◆ Task to carry out: Transcribe the entries below exactly.

◆ Data for processing:
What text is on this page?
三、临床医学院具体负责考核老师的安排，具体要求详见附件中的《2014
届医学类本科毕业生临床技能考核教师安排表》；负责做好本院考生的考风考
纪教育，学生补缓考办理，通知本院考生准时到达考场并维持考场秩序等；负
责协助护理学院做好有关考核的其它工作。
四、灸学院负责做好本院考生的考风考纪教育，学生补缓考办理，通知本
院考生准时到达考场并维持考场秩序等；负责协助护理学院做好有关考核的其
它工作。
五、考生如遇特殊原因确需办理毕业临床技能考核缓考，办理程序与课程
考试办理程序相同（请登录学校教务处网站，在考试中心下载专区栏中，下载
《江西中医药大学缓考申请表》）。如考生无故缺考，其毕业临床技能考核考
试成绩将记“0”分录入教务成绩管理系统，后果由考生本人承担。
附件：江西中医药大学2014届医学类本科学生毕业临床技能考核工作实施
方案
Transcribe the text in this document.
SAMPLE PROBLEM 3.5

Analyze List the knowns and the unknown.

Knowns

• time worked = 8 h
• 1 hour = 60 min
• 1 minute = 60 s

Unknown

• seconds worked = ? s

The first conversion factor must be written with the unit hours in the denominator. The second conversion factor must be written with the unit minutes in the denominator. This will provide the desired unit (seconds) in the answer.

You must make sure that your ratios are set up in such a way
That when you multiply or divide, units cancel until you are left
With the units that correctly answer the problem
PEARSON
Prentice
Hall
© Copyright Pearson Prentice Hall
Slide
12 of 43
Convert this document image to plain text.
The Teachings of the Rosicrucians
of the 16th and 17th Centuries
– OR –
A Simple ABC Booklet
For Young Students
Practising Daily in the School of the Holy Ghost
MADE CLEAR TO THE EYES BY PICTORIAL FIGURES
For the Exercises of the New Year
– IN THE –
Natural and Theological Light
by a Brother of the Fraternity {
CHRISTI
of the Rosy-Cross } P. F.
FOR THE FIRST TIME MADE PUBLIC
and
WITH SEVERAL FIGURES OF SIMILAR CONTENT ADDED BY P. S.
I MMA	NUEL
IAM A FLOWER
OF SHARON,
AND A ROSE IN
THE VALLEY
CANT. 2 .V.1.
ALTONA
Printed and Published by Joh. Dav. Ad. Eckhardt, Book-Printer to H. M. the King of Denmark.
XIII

◆ Reply to the task:
What text is on this page?
三、临床医学院具体负责考核老师的安排，具体要求详见附件中的《2014
届医学类本科毕业生临床技能考核教师安排表》；负责做好本院考生的考风考
纪教育，学生补缓考办理，通知本院考生准时到达考场并维持考场秩序等；负
责协助护理学院做好有关考核的其它工作。
四、灸学院负责做好本院考生的考风考纪教育，学生补缓考办理，通知本
院考生准时到达考场并维持考场秩序等；负责协助护理学院做好有关考核的其
它工作。
五、考生如遇特殊原因确需办理毕业临床技能考核缓考，办理程序与课程
考试办理程序相同（请登录学校教务处网站，在考试中心下载专区栏中，下载
《江西中医药大学缓考申请表》）。如考生无故缺考，其毕业临床技能考核考
试成绩将记“0”分录入教务成绩管理系统，后果由考生本人承担。
附件：江西中医药大学2014届医学类本科学生毕业临床技能考核工作实施
方案
Transcribe the text in this document.
SAMPLE PROBLEM 3.5

Analyze List the knowns and the unknown.

Knowns

• time worked = 8 h
• 1 hour = 60 min
• 1 minute = 60 s

Unknown

• seconds worked = ? s

The first conversion factor must be written with the unit hours in the denominator. The second conversion factor must be written with the unit minutes in the denominator. This will provide the desired unit (seconds) in the answer.

You must make sure that your ratios are set up in such a way
That when you multiply or divide, units cancel until you are left
With the units that correctly answer the problem
PEARSON
Prentice
Hall
© Copyright Pearson Prentice Hall
Slide
12 of 43
Convert this document image to plain text.
The Teachings of the Rosicrucians
of the 16th and 17th Centuries
– OR –
A Simple ABC Booklet
For Young Students
Practising Daily in the School of the Holy Ghost
MADE CLEAR TO THE EYES BY PICTORIAL FIGURES
For the Exercises of the New Year
– IN THE –
Natural and Theological Light
by a Brother of the Fraternity {
CHRISTI
of the Rosy-Cross } P. F.
FOR THE FIRST TIME MADE PUBLIC
and
WITH SEVERAL FIGURES OF SIMILAR CONTENT ADDED BY P. S.
I MMA	NUEL
IAM A FLOWER
OF SHARON,
AND A ROSE IN
THE VALLEY
CANT. 2 .V.1.
ALTONA
Printed and Published by Joh. Dav. Ad. Eckhardt, Book-Printer to H. M. the King of Denmark.
XIII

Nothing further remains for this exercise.